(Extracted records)
|---|
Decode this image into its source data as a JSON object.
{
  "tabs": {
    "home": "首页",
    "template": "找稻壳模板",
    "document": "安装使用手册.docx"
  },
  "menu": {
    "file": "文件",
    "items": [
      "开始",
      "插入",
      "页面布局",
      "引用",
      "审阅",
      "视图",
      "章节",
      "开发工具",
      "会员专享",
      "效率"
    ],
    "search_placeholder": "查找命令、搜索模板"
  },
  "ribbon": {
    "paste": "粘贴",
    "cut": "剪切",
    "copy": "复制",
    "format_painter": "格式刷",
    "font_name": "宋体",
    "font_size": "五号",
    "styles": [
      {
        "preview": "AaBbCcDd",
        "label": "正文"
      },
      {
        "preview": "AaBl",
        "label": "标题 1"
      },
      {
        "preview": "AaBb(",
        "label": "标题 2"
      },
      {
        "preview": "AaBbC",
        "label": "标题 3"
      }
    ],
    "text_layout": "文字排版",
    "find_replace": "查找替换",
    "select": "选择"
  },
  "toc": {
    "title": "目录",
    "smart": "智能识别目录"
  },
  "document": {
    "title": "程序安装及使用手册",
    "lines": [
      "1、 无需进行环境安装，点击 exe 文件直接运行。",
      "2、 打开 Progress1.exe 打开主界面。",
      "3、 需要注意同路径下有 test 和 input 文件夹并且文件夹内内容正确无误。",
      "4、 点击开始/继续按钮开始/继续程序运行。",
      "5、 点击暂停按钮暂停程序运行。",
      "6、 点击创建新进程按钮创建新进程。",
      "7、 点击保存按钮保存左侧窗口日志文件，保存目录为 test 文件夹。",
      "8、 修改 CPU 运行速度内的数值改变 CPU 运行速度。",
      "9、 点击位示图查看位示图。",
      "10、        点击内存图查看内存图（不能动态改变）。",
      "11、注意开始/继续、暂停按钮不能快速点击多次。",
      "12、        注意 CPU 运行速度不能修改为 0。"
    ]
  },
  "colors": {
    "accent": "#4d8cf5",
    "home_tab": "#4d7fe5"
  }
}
|---|
— TASK OBJECTIVE —
Set down every line of the listing above again, exactly as given.

— SOLUTION TO THIS TASK —
Decode this image into its source data as a JSON object.
{
  "tabs": {
    "home": "首页",
    "template": "找稻壳模板",
    "document": "安装使用手册.docx"
  },
  "menu": {
    "file": "文件",
    "items": [
      "开始",
      "插入",
      "页面布局",
      "引用",
      "审阅",
      "视图",
      "章节",
      "开发工具",
      "会员专享",
      "效率"
    ],
    "search_placeholder": "查找命令、搜索模板"
  },
  "ribbon": {
    "paste": "粘贴",
    "cut": "剪切",
    "copy": "复制",
    "format_painter": "格式刷",
    "font_name": "宋体",
    "font_size": "五号",
    "styles": [
      {
        "preview": "AaBbCcDd",
        "label": "正文"
      },
      {
        "preview": "AaBl",
        "label": "标题 1"
      },
      {
        "preview": "AaBb(",
        "label": "标题 2"
      },
      {
        "preview": "AaBbC",
        "label": "标题 3"
      }
    ],
    "text_layout": "文字排版",
    "find_replace": "查找替换",
    "select": "选择"
  },
  "toc": {
    "title": "目录",
    "smart": "智能识别目录"
  },
  "document": {
    "title": "程序安装及使用手册",
    "lines": [
      "1、 无需进行环境安装，点击 exe 文件直接运行。",
      "2、 打开 Progress1.exe 打开主界面。",
      "3、 需要注意同路径下有 test 和 input 文件夹并且文件夹内内容正确无误。",
      "4、 点击开始/继续按钮开始/继续程序运行。",
      "5、 点击暂停按钮暂停程序运行。",
      "6、 点击创建新进程按钮创建新进程。",
      "7、 点击保存按钮保存左侧窗口日志文件，保存目录为 test 文件夹。",
      "8、 修改 CPU 运行速度内的数值改变 CPU 运行速度。",
      "9、 点击位示图查看位示图。",
      "10、        点击内存图查看内存图（不能动态改变）。",
      "11、注意开始/继续、暂停按钮不能快速点击多次。",
      "12、        注意 CPU 运行速度不能修改为 0。"
    ]
  },
  "colors": {
    "accent": "#4d8cf5",
    "home_tab": "#4d7fe5"
  }
}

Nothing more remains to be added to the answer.